*ENTRIES SHOWN*.
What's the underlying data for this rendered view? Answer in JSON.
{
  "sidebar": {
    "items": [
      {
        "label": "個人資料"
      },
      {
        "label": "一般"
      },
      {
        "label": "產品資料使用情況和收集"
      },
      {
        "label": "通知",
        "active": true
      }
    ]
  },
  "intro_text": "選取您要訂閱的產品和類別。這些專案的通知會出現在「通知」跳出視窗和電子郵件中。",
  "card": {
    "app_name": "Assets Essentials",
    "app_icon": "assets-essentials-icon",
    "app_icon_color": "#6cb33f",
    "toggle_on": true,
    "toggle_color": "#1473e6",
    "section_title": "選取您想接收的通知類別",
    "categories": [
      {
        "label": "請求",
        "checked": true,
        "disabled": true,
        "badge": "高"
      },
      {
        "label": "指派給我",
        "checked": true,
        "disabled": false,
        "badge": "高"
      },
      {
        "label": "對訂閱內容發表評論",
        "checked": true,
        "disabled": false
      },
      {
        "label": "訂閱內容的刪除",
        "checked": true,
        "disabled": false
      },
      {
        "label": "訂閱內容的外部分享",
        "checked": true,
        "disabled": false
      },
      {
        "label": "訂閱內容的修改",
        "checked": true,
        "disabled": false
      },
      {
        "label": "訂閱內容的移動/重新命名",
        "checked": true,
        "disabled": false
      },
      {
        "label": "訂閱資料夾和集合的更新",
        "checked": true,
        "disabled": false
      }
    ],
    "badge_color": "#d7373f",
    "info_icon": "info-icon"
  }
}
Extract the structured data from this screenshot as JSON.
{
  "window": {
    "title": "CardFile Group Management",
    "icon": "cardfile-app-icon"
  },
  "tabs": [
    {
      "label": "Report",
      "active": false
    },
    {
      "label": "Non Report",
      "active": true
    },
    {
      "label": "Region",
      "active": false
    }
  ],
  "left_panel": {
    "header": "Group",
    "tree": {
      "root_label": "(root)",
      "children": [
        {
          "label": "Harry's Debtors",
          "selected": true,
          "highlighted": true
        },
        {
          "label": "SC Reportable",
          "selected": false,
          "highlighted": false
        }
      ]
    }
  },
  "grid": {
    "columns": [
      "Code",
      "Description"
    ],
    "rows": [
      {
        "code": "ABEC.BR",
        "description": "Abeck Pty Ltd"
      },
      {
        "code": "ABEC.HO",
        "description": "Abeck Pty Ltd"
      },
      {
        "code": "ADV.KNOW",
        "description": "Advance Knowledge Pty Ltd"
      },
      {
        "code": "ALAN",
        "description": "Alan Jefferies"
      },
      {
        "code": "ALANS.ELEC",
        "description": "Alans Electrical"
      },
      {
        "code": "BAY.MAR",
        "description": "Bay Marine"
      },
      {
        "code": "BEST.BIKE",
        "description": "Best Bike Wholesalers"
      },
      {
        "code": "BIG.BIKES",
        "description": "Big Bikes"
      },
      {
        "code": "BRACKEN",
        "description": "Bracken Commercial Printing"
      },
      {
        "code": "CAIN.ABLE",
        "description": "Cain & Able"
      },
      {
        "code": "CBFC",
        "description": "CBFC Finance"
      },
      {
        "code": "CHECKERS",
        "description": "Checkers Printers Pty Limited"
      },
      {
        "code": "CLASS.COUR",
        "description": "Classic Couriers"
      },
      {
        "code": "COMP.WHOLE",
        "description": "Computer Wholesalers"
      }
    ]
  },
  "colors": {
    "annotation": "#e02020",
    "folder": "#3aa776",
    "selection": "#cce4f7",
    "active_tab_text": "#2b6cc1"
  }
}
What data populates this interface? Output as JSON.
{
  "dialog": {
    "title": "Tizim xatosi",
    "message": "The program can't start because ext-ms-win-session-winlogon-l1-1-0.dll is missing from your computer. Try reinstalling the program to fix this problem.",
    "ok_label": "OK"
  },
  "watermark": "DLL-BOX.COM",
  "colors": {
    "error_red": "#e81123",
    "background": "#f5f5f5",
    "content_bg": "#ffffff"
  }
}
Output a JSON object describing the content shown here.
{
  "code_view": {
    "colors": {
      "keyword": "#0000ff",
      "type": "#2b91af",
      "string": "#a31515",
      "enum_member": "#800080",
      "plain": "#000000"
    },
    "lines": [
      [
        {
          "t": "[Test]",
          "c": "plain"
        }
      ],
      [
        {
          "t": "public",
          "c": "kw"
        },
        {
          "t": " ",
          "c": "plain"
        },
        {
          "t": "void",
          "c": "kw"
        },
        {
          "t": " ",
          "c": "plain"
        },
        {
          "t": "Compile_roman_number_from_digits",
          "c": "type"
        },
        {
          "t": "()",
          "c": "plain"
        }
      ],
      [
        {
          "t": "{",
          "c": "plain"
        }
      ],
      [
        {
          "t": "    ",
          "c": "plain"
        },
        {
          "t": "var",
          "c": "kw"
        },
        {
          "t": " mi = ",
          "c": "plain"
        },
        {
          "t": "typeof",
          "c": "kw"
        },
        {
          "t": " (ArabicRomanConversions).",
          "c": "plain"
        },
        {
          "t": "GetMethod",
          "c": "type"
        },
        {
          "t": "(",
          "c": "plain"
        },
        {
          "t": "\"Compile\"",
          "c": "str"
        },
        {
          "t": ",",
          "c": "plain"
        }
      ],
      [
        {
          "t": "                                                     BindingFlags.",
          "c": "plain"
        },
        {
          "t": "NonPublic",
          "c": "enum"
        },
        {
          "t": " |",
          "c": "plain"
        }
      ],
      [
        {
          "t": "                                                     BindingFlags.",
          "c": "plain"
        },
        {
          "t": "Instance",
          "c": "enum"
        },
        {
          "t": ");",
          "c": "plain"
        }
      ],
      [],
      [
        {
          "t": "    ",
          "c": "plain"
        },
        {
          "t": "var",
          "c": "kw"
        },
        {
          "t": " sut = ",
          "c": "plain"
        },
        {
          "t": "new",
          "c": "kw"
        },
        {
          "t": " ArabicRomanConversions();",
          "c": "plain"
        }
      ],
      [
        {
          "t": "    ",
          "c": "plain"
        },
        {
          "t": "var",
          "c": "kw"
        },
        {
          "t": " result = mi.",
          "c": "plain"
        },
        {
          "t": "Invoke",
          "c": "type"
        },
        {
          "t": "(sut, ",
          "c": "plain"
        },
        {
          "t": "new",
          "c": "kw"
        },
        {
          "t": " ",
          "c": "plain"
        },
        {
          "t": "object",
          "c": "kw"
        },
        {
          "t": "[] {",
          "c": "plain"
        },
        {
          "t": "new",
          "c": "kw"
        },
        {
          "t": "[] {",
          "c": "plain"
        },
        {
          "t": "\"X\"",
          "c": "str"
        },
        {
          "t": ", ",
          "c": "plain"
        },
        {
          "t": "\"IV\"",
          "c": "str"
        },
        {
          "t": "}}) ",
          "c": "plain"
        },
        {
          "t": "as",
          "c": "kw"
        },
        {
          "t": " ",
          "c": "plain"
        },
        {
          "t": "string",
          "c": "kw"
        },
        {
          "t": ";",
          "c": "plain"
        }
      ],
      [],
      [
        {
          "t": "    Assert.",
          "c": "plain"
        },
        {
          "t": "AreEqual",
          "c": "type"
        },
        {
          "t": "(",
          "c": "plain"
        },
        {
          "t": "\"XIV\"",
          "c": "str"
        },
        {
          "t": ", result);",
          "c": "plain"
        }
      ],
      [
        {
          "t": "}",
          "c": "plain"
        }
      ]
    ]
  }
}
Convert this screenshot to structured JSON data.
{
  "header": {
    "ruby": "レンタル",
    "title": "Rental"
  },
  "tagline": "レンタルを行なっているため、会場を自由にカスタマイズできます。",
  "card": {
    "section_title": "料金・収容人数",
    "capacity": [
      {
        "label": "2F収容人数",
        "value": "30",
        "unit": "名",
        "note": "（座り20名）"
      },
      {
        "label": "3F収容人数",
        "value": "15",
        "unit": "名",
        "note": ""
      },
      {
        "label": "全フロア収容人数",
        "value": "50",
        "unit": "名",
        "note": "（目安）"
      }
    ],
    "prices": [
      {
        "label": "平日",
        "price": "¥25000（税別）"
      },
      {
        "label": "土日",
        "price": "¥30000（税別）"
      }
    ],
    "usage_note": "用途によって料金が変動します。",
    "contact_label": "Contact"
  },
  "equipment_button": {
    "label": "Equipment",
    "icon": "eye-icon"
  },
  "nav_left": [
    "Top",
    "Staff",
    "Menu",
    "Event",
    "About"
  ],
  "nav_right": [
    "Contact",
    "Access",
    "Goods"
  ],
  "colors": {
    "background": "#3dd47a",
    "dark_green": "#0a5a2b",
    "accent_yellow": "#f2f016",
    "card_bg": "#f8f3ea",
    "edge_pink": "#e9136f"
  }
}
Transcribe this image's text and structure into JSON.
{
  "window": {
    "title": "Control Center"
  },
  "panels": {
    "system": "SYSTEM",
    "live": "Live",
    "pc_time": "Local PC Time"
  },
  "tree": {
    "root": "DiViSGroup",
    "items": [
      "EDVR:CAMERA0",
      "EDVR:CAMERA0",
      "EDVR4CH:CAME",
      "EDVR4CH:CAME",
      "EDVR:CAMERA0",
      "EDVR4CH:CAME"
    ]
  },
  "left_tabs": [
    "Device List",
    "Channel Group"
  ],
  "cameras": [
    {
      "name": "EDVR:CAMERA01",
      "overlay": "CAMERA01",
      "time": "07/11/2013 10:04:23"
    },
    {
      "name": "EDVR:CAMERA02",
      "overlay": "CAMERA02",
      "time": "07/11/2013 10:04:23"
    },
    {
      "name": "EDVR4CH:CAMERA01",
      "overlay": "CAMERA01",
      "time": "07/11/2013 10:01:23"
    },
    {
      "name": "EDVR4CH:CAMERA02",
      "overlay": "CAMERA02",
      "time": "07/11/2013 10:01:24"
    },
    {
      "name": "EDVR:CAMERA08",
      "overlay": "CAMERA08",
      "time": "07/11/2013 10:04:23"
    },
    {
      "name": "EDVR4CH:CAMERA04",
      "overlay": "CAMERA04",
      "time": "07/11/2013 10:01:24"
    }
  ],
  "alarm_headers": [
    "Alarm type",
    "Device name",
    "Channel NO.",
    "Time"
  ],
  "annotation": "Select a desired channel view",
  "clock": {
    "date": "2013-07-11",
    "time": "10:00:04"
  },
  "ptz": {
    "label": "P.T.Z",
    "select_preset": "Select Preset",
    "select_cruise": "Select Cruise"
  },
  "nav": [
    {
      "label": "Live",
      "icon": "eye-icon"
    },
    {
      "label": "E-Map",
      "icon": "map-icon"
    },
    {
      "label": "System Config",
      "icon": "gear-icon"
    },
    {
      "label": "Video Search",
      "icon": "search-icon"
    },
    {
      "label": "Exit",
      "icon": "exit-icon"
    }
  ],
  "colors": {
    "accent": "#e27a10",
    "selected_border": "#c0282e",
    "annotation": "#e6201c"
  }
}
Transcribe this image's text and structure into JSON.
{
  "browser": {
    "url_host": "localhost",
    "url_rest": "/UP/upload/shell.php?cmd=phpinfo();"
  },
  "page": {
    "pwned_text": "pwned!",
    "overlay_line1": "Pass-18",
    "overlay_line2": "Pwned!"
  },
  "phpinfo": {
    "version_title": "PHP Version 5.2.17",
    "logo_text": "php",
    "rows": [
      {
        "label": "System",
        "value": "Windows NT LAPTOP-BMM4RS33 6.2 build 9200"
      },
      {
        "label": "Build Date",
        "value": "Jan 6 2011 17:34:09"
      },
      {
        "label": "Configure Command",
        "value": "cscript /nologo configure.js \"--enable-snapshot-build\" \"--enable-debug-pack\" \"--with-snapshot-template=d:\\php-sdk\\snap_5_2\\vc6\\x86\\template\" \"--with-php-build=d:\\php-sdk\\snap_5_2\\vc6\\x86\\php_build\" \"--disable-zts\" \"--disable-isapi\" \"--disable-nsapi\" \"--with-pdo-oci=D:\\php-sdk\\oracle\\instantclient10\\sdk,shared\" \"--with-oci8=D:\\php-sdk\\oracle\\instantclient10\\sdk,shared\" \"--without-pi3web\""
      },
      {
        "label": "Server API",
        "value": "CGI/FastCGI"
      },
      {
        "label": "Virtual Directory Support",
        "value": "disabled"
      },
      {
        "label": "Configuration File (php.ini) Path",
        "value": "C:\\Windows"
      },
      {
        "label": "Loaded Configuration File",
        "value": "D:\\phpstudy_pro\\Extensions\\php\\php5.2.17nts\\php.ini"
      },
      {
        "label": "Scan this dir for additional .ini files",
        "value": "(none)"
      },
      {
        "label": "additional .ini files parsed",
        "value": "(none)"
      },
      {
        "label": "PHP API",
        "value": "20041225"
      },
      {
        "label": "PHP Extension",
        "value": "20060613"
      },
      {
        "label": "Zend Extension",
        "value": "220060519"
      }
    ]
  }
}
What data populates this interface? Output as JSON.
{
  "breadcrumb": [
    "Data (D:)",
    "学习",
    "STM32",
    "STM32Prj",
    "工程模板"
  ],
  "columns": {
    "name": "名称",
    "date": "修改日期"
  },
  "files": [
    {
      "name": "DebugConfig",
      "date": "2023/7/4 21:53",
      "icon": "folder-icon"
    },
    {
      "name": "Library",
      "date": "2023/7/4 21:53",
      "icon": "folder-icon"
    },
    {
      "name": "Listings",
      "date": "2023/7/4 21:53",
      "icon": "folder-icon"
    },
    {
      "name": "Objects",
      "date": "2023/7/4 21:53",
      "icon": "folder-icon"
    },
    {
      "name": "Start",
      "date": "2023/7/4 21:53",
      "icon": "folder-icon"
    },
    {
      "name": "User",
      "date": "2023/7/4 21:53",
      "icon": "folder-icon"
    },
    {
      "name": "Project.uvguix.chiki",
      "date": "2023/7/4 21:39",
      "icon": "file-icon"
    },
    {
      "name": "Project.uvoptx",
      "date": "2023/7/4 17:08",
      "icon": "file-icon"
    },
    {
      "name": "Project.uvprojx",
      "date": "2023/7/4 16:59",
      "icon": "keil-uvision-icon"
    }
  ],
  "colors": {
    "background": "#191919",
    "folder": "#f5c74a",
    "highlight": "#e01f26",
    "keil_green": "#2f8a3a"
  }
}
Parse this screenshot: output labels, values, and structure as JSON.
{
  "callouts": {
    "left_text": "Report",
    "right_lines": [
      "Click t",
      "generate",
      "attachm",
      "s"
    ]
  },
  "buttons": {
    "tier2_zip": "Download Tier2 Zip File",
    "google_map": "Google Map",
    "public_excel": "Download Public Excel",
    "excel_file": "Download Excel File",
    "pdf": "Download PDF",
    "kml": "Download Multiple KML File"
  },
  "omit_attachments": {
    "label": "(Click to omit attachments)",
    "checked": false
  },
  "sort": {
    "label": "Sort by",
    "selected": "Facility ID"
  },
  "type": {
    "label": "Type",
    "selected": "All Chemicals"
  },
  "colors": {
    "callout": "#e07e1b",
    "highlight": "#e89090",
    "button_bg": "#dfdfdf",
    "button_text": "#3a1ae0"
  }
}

*INSTRUCTIONS FOR THE TASK*.
Where a line in the entries holds "Windows", copy that line.

*SOLUTION TO THIS TASK*.
        "value": "Windows NT LAPTOP-BMM4RS33 6.2 build 9200"
        "value": "C:\\Windows"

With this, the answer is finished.